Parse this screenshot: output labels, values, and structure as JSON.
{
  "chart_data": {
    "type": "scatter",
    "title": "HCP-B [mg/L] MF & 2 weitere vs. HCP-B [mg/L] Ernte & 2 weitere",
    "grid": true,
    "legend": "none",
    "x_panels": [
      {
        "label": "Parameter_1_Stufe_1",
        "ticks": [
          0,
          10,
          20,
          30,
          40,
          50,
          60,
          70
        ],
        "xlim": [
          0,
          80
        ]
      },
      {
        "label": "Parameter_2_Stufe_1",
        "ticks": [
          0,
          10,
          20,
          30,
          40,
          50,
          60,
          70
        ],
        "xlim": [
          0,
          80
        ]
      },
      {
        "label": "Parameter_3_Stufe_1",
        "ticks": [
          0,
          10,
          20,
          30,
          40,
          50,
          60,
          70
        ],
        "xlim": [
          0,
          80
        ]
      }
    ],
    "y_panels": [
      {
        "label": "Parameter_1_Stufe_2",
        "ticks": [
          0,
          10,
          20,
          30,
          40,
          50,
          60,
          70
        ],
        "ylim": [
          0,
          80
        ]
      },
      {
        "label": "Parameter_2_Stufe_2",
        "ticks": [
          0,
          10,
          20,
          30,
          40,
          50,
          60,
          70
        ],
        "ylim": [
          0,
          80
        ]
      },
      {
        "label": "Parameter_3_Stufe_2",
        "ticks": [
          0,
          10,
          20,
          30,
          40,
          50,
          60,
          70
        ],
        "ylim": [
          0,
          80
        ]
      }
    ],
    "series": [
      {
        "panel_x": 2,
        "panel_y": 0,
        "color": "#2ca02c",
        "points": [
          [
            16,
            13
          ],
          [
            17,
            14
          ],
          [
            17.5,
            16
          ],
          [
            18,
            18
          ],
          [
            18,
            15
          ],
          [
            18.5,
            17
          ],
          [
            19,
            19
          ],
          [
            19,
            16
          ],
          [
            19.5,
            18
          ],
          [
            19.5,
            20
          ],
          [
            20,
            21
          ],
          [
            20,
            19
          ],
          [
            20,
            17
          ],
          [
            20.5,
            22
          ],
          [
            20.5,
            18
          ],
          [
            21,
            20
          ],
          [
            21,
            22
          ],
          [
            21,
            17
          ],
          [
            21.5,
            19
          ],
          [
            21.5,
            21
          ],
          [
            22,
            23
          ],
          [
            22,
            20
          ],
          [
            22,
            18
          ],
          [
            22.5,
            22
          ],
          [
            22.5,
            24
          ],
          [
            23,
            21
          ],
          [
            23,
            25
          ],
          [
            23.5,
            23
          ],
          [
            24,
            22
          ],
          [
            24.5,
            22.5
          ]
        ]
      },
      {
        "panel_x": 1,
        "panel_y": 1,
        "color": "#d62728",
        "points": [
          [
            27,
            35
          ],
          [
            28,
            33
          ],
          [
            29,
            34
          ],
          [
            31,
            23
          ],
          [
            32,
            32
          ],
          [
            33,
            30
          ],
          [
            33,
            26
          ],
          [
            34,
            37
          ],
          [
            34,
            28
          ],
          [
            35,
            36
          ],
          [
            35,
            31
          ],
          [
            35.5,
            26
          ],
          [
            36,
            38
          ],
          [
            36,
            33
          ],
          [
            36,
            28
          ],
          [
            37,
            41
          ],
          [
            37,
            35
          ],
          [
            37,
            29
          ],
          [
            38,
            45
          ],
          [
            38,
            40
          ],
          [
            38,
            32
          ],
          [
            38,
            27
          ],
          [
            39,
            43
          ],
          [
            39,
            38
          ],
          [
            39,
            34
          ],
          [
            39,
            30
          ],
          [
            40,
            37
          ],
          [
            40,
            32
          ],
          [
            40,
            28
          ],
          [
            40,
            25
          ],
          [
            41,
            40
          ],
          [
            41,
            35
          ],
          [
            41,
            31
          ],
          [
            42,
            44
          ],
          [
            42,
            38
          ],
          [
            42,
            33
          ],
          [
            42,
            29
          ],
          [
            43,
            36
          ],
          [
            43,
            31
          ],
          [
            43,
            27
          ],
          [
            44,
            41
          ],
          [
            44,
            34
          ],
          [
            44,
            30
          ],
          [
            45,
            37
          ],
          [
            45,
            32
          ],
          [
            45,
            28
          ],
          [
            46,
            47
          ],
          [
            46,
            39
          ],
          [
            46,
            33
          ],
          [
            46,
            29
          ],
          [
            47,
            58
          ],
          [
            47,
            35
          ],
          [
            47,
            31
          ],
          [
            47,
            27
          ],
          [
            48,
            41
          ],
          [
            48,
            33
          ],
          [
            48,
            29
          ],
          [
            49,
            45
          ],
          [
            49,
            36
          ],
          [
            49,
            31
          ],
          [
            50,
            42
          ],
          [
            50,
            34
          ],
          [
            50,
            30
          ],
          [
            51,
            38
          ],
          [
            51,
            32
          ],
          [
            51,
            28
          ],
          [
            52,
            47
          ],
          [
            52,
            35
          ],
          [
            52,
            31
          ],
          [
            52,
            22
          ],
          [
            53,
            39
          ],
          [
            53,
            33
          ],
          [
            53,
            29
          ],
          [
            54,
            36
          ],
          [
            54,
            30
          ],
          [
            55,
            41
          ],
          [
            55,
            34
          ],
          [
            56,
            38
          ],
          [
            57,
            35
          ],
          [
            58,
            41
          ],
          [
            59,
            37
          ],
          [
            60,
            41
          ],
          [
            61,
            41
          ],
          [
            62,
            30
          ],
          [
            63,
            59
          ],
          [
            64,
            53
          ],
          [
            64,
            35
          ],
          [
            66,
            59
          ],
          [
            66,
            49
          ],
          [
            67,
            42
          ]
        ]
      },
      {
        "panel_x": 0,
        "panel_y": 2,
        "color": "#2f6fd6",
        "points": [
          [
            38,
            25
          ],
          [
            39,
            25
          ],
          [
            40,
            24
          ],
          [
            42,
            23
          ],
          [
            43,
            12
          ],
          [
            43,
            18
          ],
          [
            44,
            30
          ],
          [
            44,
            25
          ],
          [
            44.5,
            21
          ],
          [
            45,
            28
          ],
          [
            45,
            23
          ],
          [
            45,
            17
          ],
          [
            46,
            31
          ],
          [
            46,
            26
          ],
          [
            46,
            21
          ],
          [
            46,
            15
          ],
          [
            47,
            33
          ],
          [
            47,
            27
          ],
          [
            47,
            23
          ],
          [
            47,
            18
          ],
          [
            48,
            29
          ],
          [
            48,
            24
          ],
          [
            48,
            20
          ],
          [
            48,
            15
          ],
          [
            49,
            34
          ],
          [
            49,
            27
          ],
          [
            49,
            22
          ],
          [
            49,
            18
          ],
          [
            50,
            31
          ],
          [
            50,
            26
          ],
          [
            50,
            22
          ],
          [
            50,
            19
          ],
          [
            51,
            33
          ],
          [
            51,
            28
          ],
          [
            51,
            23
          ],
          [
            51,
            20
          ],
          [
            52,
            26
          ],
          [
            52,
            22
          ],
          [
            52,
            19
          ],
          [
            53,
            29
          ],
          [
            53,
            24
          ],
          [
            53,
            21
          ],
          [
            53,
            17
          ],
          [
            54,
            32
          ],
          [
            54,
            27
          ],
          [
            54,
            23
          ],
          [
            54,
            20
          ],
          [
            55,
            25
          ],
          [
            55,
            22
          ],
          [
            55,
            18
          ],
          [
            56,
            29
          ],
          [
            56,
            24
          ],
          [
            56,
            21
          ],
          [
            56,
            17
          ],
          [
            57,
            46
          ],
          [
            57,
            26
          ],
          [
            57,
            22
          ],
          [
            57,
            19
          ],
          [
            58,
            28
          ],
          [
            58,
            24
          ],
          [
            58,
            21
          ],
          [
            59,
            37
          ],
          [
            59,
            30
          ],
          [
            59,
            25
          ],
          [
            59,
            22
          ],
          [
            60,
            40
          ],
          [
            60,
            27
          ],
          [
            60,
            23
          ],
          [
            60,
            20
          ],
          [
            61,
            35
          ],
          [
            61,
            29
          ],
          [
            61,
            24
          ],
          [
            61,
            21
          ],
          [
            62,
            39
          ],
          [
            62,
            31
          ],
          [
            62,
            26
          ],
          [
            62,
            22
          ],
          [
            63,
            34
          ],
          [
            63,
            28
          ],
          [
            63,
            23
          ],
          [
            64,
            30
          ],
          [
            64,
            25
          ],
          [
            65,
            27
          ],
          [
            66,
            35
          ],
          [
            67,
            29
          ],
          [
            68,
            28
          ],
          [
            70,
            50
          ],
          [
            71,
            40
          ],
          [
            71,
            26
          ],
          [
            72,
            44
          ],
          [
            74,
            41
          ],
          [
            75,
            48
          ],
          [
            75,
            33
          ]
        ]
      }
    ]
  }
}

□ □ □

> **TASK DETAILS**
All lines holding the word "color" should be picked out and copied.

> **EXERCISE OUTPUT**
        "color": "#2ca02c",
        "color": "#d62728",
        "color": "#2f6fd6",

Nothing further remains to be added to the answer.